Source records
---

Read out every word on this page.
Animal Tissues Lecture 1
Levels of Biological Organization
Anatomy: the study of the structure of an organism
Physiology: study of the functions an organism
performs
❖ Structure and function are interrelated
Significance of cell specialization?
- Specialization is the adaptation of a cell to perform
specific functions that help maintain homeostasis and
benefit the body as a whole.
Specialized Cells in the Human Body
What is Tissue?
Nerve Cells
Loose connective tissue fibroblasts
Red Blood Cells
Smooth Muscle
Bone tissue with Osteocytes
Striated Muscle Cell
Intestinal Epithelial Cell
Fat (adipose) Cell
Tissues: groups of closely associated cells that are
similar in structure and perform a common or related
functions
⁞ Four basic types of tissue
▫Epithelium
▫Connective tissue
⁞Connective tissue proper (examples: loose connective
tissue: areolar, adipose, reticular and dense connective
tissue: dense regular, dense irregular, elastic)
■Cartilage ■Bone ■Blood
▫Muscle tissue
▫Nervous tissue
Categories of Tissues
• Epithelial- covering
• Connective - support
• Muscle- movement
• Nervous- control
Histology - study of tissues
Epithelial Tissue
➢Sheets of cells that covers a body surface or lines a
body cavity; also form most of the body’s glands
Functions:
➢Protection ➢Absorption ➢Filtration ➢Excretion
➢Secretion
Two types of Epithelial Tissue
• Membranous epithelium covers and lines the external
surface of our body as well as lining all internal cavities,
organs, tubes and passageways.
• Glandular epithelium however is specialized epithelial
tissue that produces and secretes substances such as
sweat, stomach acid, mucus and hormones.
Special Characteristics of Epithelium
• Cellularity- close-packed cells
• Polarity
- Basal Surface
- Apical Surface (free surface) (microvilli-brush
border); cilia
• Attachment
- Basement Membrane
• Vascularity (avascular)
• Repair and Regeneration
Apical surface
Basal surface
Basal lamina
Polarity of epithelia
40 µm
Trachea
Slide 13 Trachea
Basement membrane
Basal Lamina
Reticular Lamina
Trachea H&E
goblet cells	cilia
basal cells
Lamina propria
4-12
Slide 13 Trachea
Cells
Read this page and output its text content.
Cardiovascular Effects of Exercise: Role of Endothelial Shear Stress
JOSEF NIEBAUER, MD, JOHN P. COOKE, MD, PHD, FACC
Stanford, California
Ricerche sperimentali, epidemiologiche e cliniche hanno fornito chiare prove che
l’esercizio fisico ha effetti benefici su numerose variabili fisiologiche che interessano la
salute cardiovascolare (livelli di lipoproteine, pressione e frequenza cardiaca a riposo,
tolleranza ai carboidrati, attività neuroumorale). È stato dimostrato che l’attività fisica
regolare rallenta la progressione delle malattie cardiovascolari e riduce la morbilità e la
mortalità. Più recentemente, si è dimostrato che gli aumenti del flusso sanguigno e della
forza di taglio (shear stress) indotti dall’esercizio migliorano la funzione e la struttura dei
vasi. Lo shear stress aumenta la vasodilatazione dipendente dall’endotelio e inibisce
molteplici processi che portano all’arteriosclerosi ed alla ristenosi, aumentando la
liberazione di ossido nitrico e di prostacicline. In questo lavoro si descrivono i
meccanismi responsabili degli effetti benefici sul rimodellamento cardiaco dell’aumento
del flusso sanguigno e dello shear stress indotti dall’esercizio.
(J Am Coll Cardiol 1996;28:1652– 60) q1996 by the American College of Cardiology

---

### WHAT YOU SHOULD DO
Each entry above must be repeated word for word.

### EXERCISE OUTPUT
Read out every word on this page.
Animal Tissues Lecture 1
Levels of Biological Organization
Anatomy: the study of the structure of an organism
Physiology: study of the functions an organism
performs
❖ Structure and function are interrelated
Significance of cell specialization?
- Specialization is the adaptation of a cell to perform
specific functions that help maintain homeostasis and
benefit the body as a whole.
Specialized Cells in the Human Body
What is Tissue?
Nerve Cells
Loose connective tissue fibroblasts
Red Blood Cells
Smooth Muscle
Bone tissue with Osteocytes
Striated Muscle Cell
Intestinal Epithelial Cell
Fat (adipose) Cell
Tissues: groups of closely associated cells that are
similar in structure and perform a common or related
functions
⁞ Four basic types of tissue
▫Epithelium
▫Connective tissue
⁞Connective tissue proper (examples: loose connective
tissue: areolar, adipose, reticular and dense connective
tissue: dense regular, dense irregular, elastic)
■Cartilage ■Bone ■Blood
▫Muscle tissue
▫Nervous tissue
Categories of Tissues
• Epithelial- covering
• Connective - support
• Muscle- movement
• Nervous- control
Histology - study of tissues
Epithelial Tissue
➢Sheets of cells that covers a body surface or lines a
body cavity; also form most of the body’s glands
Functions:
➢Protection ➢Absorption ➢Filtration ➢Excretion
➢Secretion
Two types of Epithelial Tissue
• Membranous epithelium covers and lines the external
surface of our body as well as lining all internal cavities,
organs, tubes and passageways.
• Glandular epithelium however is specialized epithelial
tissue that produces and secretes substances such as
sweat, stomach acid, mucus and hormones.
Special Characteristics of Epithelium
• Cellularity- close-packed cells
• Polarity
- Basal Surface
- Apical Surface (free surface) (microvilli-brush
border); cilia
• Attachment
- Basement Membrane
• Vascularity (avascular)
• Repair and Regeneration
Apical surface
Basal surface
Basal lamina
Polarity of epithelia
40 µm
Trachea
Slide 13 Trachea
Basement membrane
Basal Lamina
Reticular Lamina
Trachea H&E
goblet cells	cilia
basal cells
Lamina propria
4-12
Slide 13 Trachea
Cells
Read this page and output its text content.
Cardiovascular Effects of Exercise: Role of Endothelial Shear Stress
JOSEF NIEBAUER, MD, JOHN P. COOKE, MD, PHD, FACC
Stanford, California
Ricerche sperimentali, epidemiologiche e cliniche hanno fornito chiare prove che
l’esercizio fisico ha effetti benefici su numerose variabili fisiologiche che interessano la
salute cardiovascolare (livelli di lipoproteine, pressione e frequenza cardiaca a riposo,
tolleranza ai carboidrati, attività neuroumorale). È stato dimostrato che l’attività fisica
regolare rallenta la progressione delle malattie cardiovascolari e riduce la morbilità e la
mortalità. Più recentemente, si è dimostrato che gli aumenti del flusso sanguigno e della
forza di taglio (shear stress) indotti dall’esercizio migliorano la funzione e la struttura dei
vasi. Lo shear stress aumenta la vasodilatazione dipendente dall’endotelio e inibisce
molteplici processi che portano all’arteriosclerosi ed alla ristenosi, aumentando la
liberazione di ossido nitrico e di prostacicline. In questo lavoro si descrivono i
meccanismi responsabili degli effetti benefici sul rimodellamento cardiaco dell’aumento
del flusso sanguigno e dello shear stress indotti dall’esercizio.
(J Am Coll Cardiol 1996;28:1652– 60) q1996 by the American College of Cardiology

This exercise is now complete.